[START]
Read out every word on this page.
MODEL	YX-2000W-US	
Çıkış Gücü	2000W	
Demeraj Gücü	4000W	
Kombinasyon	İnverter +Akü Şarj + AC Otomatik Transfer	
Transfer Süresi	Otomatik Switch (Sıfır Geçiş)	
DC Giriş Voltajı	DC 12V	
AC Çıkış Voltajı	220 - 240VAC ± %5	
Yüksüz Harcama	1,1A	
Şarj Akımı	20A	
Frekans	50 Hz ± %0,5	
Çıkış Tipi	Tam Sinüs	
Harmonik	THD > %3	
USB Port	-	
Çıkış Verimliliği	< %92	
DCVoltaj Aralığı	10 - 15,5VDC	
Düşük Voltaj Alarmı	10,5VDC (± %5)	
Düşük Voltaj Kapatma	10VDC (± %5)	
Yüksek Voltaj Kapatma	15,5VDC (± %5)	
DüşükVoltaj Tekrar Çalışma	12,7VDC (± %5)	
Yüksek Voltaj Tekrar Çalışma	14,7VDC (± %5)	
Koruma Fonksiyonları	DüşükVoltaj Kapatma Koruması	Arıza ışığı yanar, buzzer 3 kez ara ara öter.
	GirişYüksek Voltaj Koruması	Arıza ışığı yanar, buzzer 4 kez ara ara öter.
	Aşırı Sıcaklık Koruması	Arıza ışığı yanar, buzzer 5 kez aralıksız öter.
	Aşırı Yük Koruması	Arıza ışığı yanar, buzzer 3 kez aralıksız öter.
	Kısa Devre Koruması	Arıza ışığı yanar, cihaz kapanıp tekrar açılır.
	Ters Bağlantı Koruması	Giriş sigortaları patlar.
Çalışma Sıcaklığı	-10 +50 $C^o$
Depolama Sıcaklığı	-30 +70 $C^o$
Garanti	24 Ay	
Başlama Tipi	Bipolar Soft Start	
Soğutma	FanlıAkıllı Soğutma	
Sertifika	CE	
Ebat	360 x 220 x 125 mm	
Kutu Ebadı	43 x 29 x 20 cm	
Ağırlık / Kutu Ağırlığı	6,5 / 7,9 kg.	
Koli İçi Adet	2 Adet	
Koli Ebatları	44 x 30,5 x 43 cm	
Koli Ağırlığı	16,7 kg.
[END]
EXERCISE OBJECTIVE
Pull out each line containing the word "Ağırlığı" and copy it.

SOLUTION FOR THIS TASK
Ağırlık / Kutu Ağırlığı	6,5 / 7,9 kg.	
Koli Ağırlığı	16,7 kg.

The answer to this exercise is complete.